Document extract
The plane didn't suffer a mechanical issue; nor was there any extreme weather. Kennedy — however — had fallen victim to a phenomenon called spatial disorientation. A form of cognitive dissonance. He quite literally did not believe what his aircraft's instruments and gauges were telling him.

Once an aircraft enters conditions under which the pilot cannot see a distinct visual horizon, the drift in the inner ear continues uncorrected. Errors in the perceived rate of turn begin to build up and the error compounds. If the pilot is not proficient in the use of gyroscopic flight instruments - or not experienced - these errors continue to compound. At a certain point, control of the aircraft is lost, usually in a steep, diving turn known as a graveyard spiral.

The graveyard spiral terminates when the g-force on the aircraft exceeds the structural strength of the airframe. This results in catastrophic failure, or the plane hits the ground. All the while, throughout the entire event - leading up to and well into the deadly maneuver - the pilot remains unaware of the turning. The pilot believes the aircraft is flying perfectly. Even though the gauges show otherwise.

Long have I been interested in errors of thinking and cognition.

In business, our desire to feel good about ourselves permeates everything we do. The need to maintain a positive self-image often leads us to adopt a biased image of the world. Learning to align oneself with the facts, means a halt on denying reality, and rationalising our choices. Even in the face of contradictory evidence.

Confidence so often scales with ignorance.

Required tasks
**A.** Summarize the passage on spatial disorientation in two sentences.
**B.** Answer these questions from the passage on spatial disorientation:
(i) What is the steep, diving turn in which control of the aircraft is usually lost called?
(ii) According to the passage, what are the two ways a graveyard spiral terminates?
(iii) In business, what does the need to maintain a positive self-image often lead us to adopt?
**C.** Carry on the passage on spatial disorientation from its final sentence.

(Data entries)
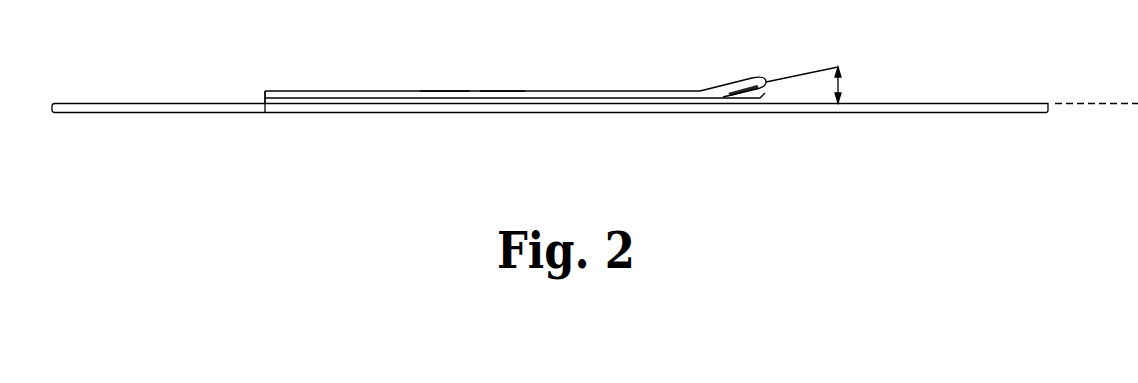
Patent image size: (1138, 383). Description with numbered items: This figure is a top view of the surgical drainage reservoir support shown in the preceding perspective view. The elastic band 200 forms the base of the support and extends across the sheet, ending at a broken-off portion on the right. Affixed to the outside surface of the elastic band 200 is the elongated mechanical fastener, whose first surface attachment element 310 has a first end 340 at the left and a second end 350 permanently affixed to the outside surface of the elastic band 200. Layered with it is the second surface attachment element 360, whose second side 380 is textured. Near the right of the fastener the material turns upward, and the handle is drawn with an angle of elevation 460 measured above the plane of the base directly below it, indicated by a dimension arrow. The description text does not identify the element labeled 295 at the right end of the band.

The elastic band 200 is at (203, 103).
The first surface attachment element 310 is at (358, 91).
The second surface attachment element 360 is at (445, 91).
The second side 380 is at (500, 91).
The second end 350 is at (648, 91).
The first end 340 is at (265, 112).
The angle of elevation 460 is at (840, 88).
The centerline / extension 295 is at (1095, 103).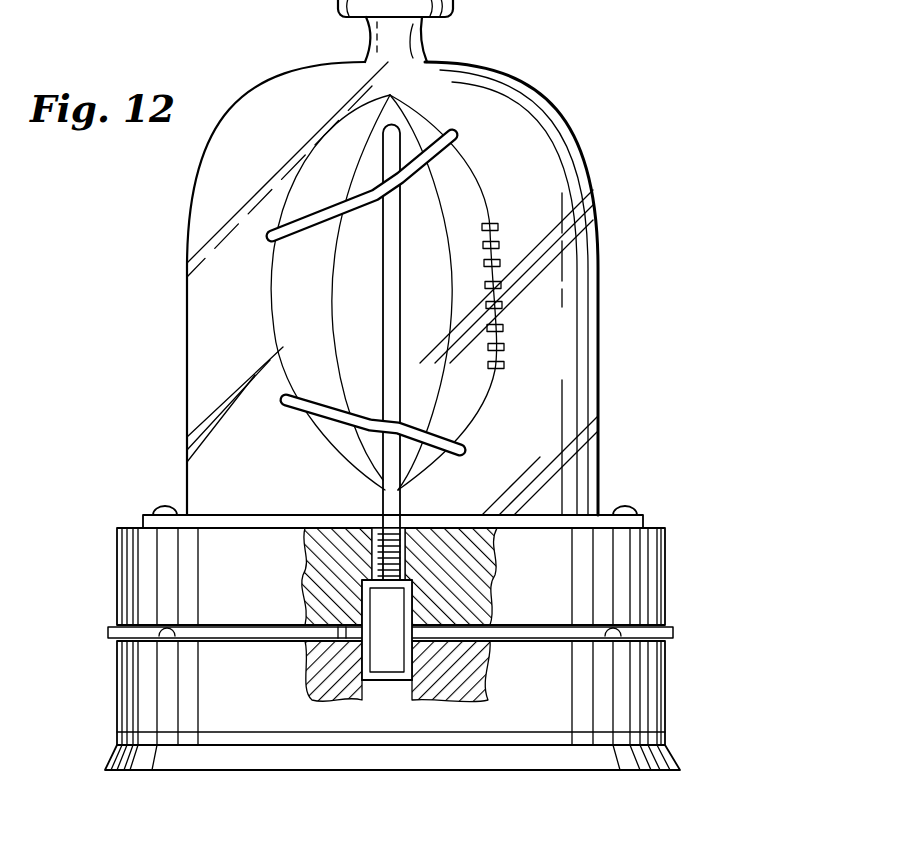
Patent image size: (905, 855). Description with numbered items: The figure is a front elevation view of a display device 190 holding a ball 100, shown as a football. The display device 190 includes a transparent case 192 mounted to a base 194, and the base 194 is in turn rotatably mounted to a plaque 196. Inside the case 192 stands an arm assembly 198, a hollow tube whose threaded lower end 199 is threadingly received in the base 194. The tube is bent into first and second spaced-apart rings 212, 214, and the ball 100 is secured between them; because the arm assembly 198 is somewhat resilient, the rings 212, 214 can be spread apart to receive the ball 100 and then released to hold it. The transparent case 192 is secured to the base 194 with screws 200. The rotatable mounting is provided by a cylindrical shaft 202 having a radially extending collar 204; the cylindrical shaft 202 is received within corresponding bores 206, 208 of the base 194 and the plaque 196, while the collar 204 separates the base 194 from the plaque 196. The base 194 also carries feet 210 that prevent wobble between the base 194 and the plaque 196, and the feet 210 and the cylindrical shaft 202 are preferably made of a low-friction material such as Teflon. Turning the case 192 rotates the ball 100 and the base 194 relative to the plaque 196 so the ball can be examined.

Results in order
**A.** Kennedy's plane had no mechanical issue and faced no extreme weather. He fell victim to spatial disorientation, in which a pilot without a visible horizon accumulates uncorrected errors in the perceived rate of turn until control is lost, often in a graveyard spiral, while still believing the aircraft is flying perfectly despite what the gauges show.

**B.**
(i) A graveyard spiral.
(ii) The g-force exceeds the structural strength of the airframe, causing catastrophic failure, or the plane hits the ground.
(iii) A biased image of the world.

**C.**
To be in the investment business is to be in the business of decisions. High-quality decisions are the product. They are the true currency. Paradoxically though, a decision's quality cannot necessarily be discerned from its outcome. A good investment decision is one that is optimal at the time it is made, when the future is by definition unknown. Thus, correct investment decisions are often unsuccessful, and vice versa.

One of the most difficult investment decisions is when to sell.

Consider the past 30 years of the S&P 500 and what can be said about stock returns over that period — an interesting rule emerges. In any five-year period, around 5.0% of stocks increase by at least 5 times. When making an investment decision, ask if a given company has the potential to go up by 5 times. The implication is interesting for a buy-and-hold portfolio. A huge per cent of return is going to be concentrated in the top 2 or 3 successful holdings.

The structure of return is thus clear: it is about a small number of big winners.

The biggest danger then becomes selling a stock prematurely and not capturing the outsized impact of a small number of companies. 90 years of US stock market data shows that of the 26,000 companies that could have been invested in, all of the return came from just 4% of those companies. Of the USD 32 trillion of excess value created over that period, half of that value came from just 90 of those 26,000 companies.

Stock markets are driven by a really small number of truly exceptional companies.

Avoid truncating the impact of those long-term winners. The path to significant upside is a reluctance to sell stocks that are capitalising on the opportunity in front of them. Allow them to become a big part of your portfolio.

How investors make big decisions.

Being interested in financial markets is not likely to be a good indicator that someone will be a good investor. A much better indicator is whether they are interested in companies. If they have an interest in business models; what makes a company works; an interest in entrepreneurs, managers and leaders. The technicalities of financial markets are skills that can be taught. What is much more interesting are the underlying companies - the finance piece will look after itself.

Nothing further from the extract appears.